The listing below should be copied in full, word for word.
-- -- --
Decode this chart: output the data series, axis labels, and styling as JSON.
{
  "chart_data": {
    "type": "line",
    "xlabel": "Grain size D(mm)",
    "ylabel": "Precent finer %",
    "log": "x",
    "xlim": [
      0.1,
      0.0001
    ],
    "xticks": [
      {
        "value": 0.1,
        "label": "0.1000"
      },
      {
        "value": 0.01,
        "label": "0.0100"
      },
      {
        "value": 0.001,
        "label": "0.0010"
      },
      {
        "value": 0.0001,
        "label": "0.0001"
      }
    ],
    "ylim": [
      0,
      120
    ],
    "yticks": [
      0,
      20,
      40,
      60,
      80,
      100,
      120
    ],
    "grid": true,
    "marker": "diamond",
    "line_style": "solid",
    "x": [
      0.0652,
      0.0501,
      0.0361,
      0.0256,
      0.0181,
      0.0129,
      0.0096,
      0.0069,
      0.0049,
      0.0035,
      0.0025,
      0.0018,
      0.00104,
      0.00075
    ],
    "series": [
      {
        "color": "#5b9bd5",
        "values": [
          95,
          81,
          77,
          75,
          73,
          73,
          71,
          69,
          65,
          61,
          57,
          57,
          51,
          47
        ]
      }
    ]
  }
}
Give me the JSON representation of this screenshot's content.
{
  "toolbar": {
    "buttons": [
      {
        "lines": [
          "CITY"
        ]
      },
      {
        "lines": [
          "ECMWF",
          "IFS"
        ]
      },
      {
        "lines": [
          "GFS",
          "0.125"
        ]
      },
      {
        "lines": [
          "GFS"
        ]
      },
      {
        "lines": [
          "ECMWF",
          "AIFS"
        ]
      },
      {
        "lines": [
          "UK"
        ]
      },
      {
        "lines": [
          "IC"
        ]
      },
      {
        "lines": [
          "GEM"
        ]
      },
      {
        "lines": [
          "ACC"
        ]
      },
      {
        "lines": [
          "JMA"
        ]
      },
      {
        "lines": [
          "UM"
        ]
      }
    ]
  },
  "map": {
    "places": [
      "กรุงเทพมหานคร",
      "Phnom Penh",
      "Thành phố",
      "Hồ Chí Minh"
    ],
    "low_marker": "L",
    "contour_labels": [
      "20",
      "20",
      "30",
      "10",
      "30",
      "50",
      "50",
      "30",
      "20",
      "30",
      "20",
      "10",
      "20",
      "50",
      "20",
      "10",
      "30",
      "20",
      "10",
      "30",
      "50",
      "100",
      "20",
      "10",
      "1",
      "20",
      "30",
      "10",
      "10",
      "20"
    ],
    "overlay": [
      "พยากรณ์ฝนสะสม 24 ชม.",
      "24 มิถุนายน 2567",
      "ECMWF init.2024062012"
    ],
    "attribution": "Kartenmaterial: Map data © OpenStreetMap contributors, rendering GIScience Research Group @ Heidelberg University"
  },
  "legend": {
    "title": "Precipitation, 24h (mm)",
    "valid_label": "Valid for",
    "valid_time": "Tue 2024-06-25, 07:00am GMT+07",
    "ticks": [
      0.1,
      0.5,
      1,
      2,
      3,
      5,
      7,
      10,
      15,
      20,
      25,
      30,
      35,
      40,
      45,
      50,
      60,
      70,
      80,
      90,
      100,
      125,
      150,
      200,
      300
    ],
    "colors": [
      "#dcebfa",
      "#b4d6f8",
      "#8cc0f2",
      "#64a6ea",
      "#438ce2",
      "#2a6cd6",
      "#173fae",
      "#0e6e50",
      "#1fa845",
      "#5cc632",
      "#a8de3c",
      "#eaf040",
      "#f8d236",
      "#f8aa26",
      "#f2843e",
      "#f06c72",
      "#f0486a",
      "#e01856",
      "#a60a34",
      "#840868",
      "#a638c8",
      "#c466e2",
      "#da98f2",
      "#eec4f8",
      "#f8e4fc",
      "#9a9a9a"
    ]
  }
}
-- -- --
- **Correct output**
Decode this chart: output the data series, axis labels, and styling as JSON.
{
  "chart_data": {
    "type": "line",
    "xlabel": "Grain size D(mm)",
    "ylabel": "Precent finer %",
    "log": "x",
    "xlim": [
      0.1,
      0.0001
    ],
    "xticks": [
      {
        "value": 0.1,
        "label": "0.1000"
      },
      {
        "value": 0.01,
        "label": "0.0100"
      },
      {
        "value": 0.001,
        "label": "0.0010"
      },
      {
        "value": 0.0001,
        "label": "0.0001"
      }
    ],
    "ylim": [
      0,
      120
    ],
    "yticks": [
      0,
      20,
      40,
      60,
      80,
      100,
      120
    ],
    "grid": true,
    "marker": "diamond",
    "line_style": "solid",
    "x": [
      0.0652,
      0.0501,
      0.0361,
      0.0256,
      0.0181,
      0.0129,
      0.0096,
      0.0069,
      0.0049,
      0.0035,
      0.0025,
      0.0018,
      0.00104,
      0.00075
    ],
    "series": [
      {
        "color": "#5b9bd5",
        "values": [
          95,
          81,
          77,
          75,
          73,
          73,
          71,
          69,
          65,
          61,
          57,
          57,
          51,
          47
        ]
      }
    ]
  }
}
Give me the JSON representation of this screenshot's content.
{
  "toolbar": {
    "buttons": [
      {
        "lines": [
          "CITY"
        ]
      },
      {
        "lines": [
          "ECMWF",
          "IFS"
        ]
      },
      {
        "lines": [
          "GFS",
          "0.125"
        ]
      },
      {
        "lines": [
          "GFS"
        ]
      },
      {
        "lines": [
          "ECMWF",
          "AIFS"
        ]
      },
      {
        "lines": [
          "UK"
        ]
      },
      {
        "lines": [
          "IC"
        ]
      },
      {
        "lines": [
          "GEM"
        ]
      },
      {
        "lines": [
          "ACC"
        ]
      },
      {
        "lines": [
          "JMA"
        ]
      },
      {
        "lines": [
          "UM"
        ]
      }
    ]
  },
  "map": {
    "places": [
      "กรุงเทพมหานคร",
      "Phnom Penh",
      "Thành phố",
      "Hồ Chí Minh"
    ],
    "low_marker": "L",
    "contour_labels": [
      "20",
      "20",
      "30",
      "10",
      "30",
      "50",
      "50",
      "30",
      "20",
      "30",
      "20",
      "10",
      "20",
      "50",
      "20",
      "10",
      "30",
      "20",
      "10",
      "30",
      "50",
      "100",
      "20",
      "10",
      "1",
      "20",
      "30",
      "10",
      "10",
      "20"
    ],
    "overlay": [
      "พยากรณ์ฝนสะสม 24 ชม.",
      "24 มิถุนายน 2567",
      "ECMWF init.2024062012"
    ],
    "attribution": "Kartenmaterial: Map data © OpenStreetMap contributors, rendering GIScience Research Group @ Heidelberg University"
  },
  "legend": {
    "title": "Precipitation, 24h (mm)",
    "valid_label": "Valid for",
    "valid_time": "Tue 2024-06-25, 07:00am GMT+07",
    "ticks": [
      0.1,
      0.5,
      1,
      2,
      3,
      5,
      7,
      10,
      15,
      20,
      25,
      30,
      35,
      40,
      45,
      50,
      60,
      70,
      80,
      90,
      100,
      125,
      150,
      200,
      300
    ],
    "colors": [
      "#dcebfa",
      "#b4d6f8",
      "#8cc0f2",
      "#64a6ea",
      "#438ce2",
      "#2a6cd6",
      "#173fae",
      "#0e6e50",
      "#1fa845",
      "#5cc632",
      "#a8de3c",
      "#eaf040",
      "#f8d236",
      "#f8aa26",
      "#f2843e",
      "#f06c72",
      "#f0486a",
      "#e01856",
      "#a60a34",
      "#840868",
      "#a638c8",
      "#c466e2",
      "#da98f2",
      "#eec4f8",
      "#f8e4fc",
      "#9a9a9a"
    ]
  }
}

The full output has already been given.